• What you have to do:
Pull every "Итого" line out of the data below.

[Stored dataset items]
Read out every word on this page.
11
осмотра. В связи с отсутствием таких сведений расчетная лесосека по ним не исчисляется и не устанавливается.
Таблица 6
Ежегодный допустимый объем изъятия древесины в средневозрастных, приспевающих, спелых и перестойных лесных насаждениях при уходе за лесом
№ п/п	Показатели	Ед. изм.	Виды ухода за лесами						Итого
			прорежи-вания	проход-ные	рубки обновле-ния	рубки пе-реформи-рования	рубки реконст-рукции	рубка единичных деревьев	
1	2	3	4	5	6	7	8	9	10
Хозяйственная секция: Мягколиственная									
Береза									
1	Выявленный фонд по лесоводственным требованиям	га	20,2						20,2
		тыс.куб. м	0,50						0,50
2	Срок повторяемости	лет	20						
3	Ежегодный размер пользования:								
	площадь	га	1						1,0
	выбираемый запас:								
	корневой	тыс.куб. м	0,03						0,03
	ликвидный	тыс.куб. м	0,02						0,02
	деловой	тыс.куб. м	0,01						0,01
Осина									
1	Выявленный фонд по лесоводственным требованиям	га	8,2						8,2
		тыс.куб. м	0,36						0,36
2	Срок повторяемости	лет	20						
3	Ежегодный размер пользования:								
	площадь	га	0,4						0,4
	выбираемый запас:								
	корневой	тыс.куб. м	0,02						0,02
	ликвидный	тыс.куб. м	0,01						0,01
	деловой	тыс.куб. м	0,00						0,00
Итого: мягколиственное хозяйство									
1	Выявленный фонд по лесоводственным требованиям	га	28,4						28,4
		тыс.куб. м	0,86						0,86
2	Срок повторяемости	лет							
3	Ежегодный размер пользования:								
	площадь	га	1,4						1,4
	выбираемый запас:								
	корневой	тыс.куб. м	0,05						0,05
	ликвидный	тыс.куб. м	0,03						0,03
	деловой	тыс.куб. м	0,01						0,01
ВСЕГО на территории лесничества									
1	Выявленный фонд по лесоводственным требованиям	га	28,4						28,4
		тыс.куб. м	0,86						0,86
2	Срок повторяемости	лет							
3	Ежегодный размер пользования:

• Written response:
№ п/п	Показатели	Ед. изм.	Виды ухода за лесами						Итого
Итого: мягколиственное хозяйство									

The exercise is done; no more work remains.